··· Data provided ···
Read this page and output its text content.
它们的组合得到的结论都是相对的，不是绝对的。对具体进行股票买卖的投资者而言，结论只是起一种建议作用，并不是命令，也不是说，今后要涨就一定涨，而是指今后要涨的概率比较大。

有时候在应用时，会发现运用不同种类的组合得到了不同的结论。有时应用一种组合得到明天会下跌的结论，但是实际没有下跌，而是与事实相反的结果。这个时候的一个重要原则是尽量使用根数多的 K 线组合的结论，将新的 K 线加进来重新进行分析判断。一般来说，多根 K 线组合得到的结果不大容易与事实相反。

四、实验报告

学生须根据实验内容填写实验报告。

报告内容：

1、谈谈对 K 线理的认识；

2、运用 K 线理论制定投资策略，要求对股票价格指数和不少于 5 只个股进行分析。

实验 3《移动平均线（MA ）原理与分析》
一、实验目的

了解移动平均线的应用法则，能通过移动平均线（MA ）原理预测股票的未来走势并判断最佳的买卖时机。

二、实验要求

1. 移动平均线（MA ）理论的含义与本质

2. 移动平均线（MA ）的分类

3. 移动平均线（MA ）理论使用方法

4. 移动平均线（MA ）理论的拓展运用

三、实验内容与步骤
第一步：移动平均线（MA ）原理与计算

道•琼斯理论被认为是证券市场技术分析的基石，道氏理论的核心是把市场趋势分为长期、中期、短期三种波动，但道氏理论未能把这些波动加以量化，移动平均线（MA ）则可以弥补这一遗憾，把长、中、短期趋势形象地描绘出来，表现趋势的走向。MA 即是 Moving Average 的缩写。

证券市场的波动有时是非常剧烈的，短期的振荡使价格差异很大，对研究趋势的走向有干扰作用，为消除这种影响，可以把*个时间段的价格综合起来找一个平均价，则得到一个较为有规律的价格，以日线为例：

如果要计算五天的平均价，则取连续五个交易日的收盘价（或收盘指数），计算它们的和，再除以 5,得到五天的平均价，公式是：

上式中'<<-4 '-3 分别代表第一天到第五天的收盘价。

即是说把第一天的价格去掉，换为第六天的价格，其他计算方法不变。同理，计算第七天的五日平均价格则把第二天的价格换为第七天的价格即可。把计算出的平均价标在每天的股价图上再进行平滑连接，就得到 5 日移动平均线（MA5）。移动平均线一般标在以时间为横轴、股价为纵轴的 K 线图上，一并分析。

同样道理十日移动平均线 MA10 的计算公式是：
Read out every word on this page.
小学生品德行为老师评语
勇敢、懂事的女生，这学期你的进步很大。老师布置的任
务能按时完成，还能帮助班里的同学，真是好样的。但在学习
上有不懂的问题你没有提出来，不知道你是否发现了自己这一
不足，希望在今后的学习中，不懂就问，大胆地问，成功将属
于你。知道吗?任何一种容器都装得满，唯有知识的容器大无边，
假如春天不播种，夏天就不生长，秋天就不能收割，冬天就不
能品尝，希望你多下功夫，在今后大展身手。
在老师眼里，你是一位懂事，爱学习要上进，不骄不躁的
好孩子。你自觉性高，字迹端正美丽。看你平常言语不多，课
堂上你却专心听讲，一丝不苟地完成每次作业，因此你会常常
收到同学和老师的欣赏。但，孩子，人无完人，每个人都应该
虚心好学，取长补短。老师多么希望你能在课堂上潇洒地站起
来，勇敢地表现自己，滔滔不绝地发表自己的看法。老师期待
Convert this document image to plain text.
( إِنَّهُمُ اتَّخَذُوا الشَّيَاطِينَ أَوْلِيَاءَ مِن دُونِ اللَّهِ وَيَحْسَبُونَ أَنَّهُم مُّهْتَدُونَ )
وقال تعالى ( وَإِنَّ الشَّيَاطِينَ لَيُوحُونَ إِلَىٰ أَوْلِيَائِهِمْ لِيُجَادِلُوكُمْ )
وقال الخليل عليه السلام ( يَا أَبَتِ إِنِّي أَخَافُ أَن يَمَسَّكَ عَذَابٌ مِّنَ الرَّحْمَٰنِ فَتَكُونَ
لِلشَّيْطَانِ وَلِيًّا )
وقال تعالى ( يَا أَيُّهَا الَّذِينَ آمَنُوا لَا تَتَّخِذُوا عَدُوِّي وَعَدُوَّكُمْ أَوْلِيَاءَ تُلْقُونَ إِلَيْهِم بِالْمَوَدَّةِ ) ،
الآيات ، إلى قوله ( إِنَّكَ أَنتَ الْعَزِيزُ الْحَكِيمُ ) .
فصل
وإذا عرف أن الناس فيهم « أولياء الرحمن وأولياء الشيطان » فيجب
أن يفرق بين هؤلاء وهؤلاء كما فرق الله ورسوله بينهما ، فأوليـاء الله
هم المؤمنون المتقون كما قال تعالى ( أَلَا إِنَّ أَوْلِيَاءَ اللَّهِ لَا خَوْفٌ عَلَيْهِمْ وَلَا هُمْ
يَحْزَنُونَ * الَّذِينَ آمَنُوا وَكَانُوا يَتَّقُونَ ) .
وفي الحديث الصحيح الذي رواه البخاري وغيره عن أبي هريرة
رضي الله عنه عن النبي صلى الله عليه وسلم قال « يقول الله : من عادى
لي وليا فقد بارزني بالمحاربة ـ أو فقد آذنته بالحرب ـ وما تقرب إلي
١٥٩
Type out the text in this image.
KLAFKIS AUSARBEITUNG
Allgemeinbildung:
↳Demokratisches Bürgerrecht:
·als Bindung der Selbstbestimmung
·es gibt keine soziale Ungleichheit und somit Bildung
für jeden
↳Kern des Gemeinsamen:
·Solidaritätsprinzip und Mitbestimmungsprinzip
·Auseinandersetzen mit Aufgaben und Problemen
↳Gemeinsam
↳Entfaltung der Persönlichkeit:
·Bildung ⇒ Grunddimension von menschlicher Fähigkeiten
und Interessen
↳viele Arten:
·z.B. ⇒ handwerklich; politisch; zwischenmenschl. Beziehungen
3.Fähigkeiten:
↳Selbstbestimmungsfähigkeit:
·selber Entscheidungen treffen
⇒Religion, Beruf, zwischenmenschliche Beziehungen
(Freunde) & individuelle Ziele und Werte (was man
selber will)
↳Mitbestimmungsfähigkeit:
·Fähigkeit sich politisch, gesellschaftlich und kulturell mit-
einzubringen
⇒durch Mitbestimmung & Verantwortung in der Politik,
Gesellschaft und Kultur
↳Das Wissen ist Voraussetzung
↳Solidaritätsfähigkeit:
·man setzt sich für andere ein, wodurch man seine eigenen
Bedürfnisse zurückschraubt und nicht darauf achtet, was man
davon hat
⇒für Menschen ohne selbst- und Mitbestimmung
···
Task: Search the entries for the word "عليه", then list each line that holds it.

Result of this exercise:
وقال الخليل عليه السلام ( يَا أَبَتِ إِنِّي أَخَافُ أَن يَمَسَّكَ عَذَابٌ مِّنَ الرَّحْمَٰنِ فَتَكُونَ
رضي الله عنه عن النبي صلى الله عليه وسلم قال « يقول الله : من عادى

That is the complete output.